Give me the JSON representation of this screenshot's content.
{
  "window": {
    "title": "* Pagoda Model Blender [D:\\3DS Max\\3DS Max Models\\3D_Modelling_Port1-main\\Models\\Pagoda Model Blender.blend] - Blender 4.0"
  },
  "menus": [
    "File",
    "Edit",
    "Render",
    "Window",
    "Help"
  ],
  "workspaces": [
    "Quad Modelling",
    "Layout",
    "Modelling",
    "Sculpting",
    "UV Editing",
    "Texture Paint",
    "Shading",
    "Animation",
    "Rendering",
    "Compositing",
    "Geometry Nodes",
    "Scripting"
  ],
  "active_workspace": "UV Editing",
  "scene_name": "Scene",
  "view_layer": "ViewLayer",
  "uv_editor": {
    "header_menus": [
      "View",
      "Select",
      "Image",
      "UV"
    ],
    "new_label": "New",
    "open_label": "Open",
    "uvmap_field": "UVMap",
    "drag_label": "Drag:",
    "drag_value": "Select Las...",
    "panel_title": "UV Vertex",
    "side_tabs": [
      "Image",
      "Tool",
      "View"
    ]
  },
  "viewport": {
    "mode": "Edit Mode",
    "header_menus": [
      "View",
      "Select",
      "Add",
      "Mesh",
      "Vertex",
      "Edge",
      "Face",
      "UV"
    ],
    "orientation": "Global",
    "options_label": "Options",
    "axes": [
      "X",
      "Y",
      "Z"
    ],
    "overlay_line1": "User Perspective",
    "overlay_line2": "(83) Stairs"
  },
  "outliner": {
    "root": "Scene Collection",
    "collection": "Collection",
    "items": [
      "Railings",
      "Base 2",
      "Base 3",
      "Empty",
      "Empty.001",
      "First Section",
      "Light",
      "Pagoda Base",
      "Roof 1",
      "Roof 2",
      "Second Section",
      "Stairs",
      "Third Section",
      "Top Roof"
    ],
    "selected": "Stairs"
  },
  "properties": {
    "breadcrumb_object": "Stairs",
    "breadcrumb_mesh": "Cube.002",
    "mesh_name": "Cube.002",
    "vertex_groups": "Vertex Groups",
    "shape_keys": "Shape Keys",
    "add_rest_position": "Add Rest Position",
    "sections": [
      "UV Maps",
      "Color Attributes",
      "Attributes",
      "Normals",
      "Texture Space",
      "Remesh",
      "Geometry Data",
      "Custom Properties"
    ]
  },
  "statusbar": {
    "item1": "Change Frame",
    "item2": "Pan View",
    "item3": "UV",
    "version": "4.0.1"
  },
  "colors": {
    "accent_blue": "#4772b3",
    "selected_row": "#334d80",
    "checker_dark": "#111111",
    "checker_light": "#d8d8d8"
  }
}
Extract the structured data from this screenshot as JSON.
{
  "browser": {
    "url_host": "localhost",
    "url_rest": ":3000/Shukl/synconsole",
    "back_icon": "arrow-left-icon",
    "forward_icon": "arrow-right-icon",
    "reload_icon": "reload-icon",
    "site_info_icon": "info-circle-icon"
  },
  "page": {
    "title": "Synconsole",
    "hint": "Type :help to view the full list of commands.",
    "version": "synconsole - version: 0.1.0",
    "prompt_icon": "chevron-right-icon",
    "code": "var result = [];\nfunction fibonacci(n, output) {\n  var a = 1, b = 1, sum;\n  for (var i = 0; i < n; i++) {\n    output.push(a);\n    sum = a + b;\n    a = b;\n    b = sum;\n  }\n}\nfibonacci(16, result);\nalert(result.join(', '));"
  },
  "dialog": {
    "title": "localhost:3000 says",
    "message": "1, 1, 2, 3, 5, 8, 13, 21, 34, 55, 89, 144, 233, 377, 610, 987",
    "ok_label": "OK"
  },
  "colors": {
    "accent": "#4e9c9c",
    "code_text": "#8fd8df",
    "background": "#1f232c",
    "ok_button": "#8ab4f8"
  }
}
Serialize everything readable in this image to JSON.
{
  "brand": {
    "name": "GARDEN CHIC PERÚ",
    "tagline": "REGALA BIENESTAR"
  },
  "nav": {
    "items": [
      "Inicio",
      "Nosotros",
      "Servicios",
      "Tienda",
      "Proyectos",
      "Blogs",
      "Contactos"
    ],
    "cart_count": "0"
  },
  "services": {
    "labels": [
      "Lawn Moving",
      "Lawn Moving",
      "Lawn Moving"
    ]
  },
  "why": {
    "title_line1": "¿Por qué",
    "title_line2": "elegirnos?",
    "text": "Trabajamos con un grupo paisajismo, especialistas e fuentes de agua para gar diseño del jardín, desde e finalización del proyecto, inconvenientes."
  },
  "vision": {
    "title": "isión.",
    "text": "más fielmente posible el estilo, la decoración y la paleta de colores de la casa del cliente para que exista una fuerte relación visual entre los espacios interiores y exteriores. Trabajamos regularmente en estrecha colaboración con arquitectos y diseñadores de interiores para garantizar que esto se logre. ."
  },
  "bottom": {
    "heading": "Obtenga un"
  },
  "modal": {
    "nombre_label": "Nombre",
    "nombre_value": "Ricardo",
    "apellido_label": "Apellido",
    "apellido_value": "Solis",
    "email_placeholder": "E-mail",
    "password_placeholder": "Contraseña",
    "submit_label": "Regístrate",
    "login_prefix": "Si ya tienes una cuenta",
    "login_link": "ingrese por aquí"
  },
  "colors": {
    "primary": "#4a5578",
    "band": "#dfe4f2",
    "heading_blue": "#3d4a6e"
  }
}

● WHAT THE TASK REQUIRES:
Of the lines in the material, how many hold the word "localhost"? Reply with the number only.

● RESULT FOR THIS TASK:
2